(Data entries)
|---|

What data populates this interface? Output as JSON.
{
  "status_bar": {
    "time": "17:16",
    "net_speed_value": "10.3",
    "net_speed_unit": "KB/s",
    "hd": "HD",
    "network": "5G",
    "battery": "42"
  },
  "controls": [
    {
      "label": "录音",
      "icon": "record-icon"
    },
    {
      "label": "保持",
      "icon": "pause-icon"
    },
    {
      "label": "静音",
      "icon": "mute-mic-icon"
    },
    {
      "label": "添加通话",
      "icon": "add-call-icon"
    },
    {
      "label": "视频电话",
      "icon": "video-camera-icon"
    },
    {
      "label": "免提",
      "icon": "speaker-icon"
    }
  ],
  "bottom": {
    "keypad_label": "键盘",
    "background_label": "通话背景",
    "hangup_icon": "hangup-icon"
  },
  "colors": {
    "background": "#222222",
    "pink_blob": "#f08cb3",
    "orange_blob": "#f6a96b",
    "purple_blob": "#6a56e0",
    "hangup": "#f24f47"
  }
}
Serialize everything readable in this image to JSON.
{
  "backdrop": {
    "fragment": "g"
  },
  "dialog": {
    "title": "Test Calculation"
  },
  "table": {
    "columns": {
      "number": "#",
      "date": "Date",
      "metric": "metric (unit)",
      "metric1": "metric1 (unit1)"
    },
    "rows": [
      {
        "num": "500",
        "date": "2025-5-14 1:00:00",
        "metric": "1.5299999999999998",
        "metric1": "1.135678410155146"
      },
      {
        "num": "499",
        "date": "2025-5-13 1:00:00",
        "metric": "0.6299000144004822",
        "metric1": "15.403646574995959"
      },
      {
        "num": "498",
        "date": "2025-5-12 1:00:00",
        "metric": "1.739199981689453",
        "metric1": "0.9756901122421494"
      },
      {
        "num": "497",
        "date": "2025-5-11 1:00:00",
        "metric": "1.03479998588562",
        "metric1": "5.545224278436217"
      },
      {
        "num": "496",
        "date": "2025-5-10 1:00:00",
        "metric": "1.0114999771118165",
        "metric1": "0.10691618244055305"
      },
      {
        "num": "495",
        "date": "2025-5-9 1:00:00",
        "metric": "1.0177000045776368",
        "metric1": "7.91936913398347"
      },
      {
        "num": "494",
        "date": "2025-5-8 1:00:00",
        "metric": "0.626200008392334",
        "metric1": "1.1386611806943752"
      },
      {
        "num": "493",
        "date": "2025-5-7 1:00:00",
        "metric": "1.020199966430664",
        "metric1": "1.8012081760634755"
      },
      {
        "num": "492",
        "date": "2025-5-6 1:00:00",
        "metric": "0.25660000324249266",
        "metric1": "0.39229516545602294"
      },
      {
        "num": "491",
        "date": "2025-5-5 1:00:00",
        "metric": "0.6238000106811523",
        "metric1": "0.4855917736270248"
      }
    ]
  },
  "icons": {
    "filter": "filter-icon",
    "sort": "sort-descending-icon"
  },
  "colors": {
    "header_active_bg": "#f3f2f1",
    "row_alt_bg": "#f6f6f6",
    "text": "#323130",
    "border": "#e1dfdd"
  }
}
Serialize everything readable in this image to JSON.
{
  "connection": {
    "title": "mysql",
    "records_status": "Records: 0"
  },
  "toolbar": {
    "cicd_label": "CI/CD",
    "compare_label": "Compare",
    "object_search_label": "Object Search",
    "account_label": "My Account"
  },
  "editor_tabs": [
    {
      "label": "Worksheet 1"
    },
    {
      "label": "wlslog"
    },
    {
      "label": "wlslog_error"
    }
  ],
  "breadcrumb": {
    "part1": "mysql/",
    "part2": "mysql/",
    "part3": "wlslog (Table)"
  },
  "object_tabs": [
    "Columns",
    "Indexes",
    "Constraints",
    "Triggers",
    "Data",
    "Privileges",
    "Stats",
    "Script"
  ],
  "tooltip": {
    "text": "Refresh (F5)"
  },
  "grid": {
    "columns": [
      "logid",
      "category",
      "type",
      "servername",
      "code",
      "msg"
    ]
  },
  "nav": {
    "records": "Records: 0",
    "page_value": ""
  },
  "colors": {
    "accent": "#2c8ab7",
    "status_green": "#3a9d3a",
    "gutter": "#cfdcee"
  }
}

|---|

WHAT IS BEING ASKED ▸ Repeat the material word for word, in full.

TASK RESULT ▸
What data populates this interface? Output as JSON.
{
  "status_bar": {
    "time": "17:16",
    "net_speed_value": "10.3",
    "net_speed_unit": "KB/s",
    "hd": "HD",
    "network": "5G",
    "battery": "42"
  },
  "controls": [
    {
      "label": "录音",
      "icon": "record-icon"
    },
    {
      "label": "保持",
      "icon": "pause-icon"
    },
    {
      "label": "静音",
      "icon": "mute-mic-icon"
    },
    {
      "label": "添加通话",
      "icon": "add-call-icon"
    },
    {
      "label": "视频电话",
      "icon": "video-camera-icon"
    },
    {
      "label": "免提",
      "icon": "speaker-icon"
    }
  ],
  "bottom": {
    "keypad_label": "键盘",
    "background_label": "通话背景",
    "hangup_icon": "hangup-icon"
  },
  "colors": {
    "background": "#222222",
    "pink_blob": "#f08cb3",
    "orange_blob": "#f6a96b",
    "purple_blob": "#6a56e0",
    "hangup": "#f24f47"
  }
}
Serialize everything readable in this image to JSON.
{
  "backdrop": {
    "fragment": "g"
  },
  "dialog": {
    "title": "Test Calculation"
  },
  "table": {
    "columns": {
      "number": "#",
      "date": "Date",
      "metric": "metric (unit)",
      "metric1": "metric1 (unit1)"
    },
    "rows": [
      {
        "num": "500",
        "date": "2025-5-14 1:00:00",
        "metric": "1.5299999999999998",
        "metric1": "1.135678410155146"
      },
      {
        "num": "499",
        "date": "2025-5-13 1:00:00",
        "metric": "0.6299000144004822",
        "metric1": "15.403646574995959"
      },
      {
        "num": "498",
        "date": "2025-5-12 1:00:00",
        "metric": "1.739199981689453",
        "metric1": "0.9756901122421494"
      },
      {
        "num": "497",
        "date": "2025-5-11 1:00:00",
        "metric": "1.03479998588562",
        "metric1": "5.545224278436217"
      },
      {
        "num": "496",
        "date": "2025-5-10 1:00:00",
        "metric": "1.0114999771118165",
        "metric1": "0.10691618244055305"
      },
      {
        "num": "495",
        "date": "2025-5-9 1:00:00",
        "metric": "1.0177000045776368",
        "metric1": "7.91936913398347"
      },
      {
        "num": "494",
        "date": "2025-5-8 1:00:00",
        "metric": "0.626200008392334",
        "metric1": "1.1386611806943752"
      },
      {
        "num": "493",
        "date": "2025-5-7 1:00:00",
        "metric": "1.020199966430664",
        "metric1": "1.8012081760634755"
      },
      {
        "num": "492",
        "date": "2025-5-6 1:00:00",
        "metric": "0.25660000324249266",
        "metric1": "0.39229516545602294"
      },
      {
        "num": "491",
        "date": "2025-5-5 1:00:00",
        "metric": "0.6238000106811523",
        "metric1": "0.4855917736270248"
      }
    ]
  },
  "icons": {
    "filter": "filter-icon",
    "sort": "sort-descending-icon"
  },
  "colors": {
    "header_active_bg": "#f3f2f1",
    "row_alt_bg": "#f6f6f6",
    "text": "#323130",
    "border": "#e1dfdd"
  }
}
Serialize everything readable in this image to JSON.
{
  "connection": {
    "title": "mysql",
    "records_status": "Records: 0"
  },
  "toolbar": {
    "cicd_label": "CI/CD",
    "compare_label": "Compare",
    "object_search_label": "Object Search",
    "account_label": "My Account"
  },
  "editor_tabs": [
    {
      "label": "Worksheet 1"
    },
    {
      "label": "wlslog"
    },
    {
      "label": "wlslog_error"
    }
  ],
  "breadcrumb": {
    "part1": "mysql/",
    "part2": "mysql/",
    "part3": "wlslog (Table)"
  },
  "object_tabs": [
    "Columns",
    "Indexes",
    "Constraints",
    "Triggers",
    "Data",
    "Privileges",
    "Stats",
    "Script"
  ],
  "tooltip": {
    "text": "Refresh (F5)"
  },
  "grid": {
    "columns": [
      "logid",
      "category",
      "type",
      "servername",
      "code",
      "msg"
    ]
  },
  "nav": {
    "records": "Records: 0",
    "page_value": ""
  },
  "colors": {
    "accent": "#2c8ab7",
    "status_green": "#3a9d3a",
    "gutter": "#cfdcee"
  }
}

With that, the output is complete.